Exercise details: Below are the records. Gather each line that holds "dialpad".

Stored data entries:
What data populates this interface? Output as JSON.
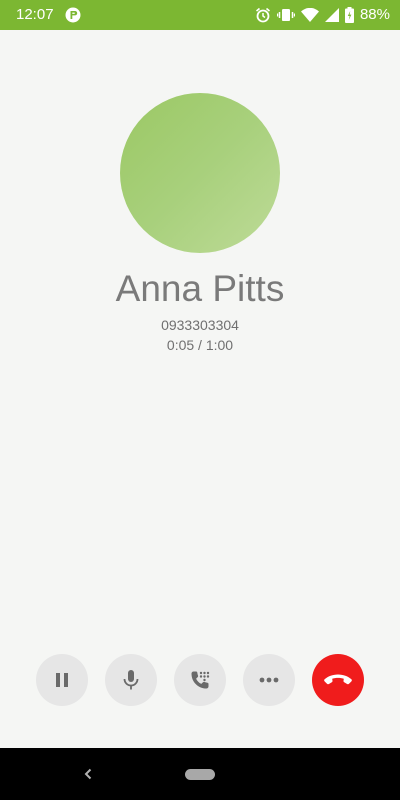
{
  "status_bar": {
    "time": "12:07",
    "battery": "88%",
    "background_color": "#7cb732",
    "icons": [
      "app-notification-icon",
      "alarm-icon",
      "vibrate-icon",
      "wifi-icon",
      "cell-signal-icon",
      "battery-icon"
    ]
  },
  "call": {
    "avatar_color": "#a8d07c",
    "name": "Anna Pitts",
    "number": "0933303304",
    "timer": "0:05 / 1:00"
  },
  "actions": [
    {
      "name": "pause",
      "icon": "pause-icon"
    },
    {
      "name": "mute",
      "icon": "microphone-icon"
    },
    {
      "name": "dialpad",
      "icon": "dialpad-call-icon"
    },
    {
      "name": "more",
      "icon": "more-dots-icon"
    },
    {
      "name": "end-call",
      "icon": "hang-up-icon",
      "color": "#f01c1c"
    }
  ],
  "nav": {
    "icons": [
      "back-icon",
      "home-pill-icon"
    ]
  }
}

Correct response:
      "name": "dialpad",
      "icon": "dialpad-call-icon"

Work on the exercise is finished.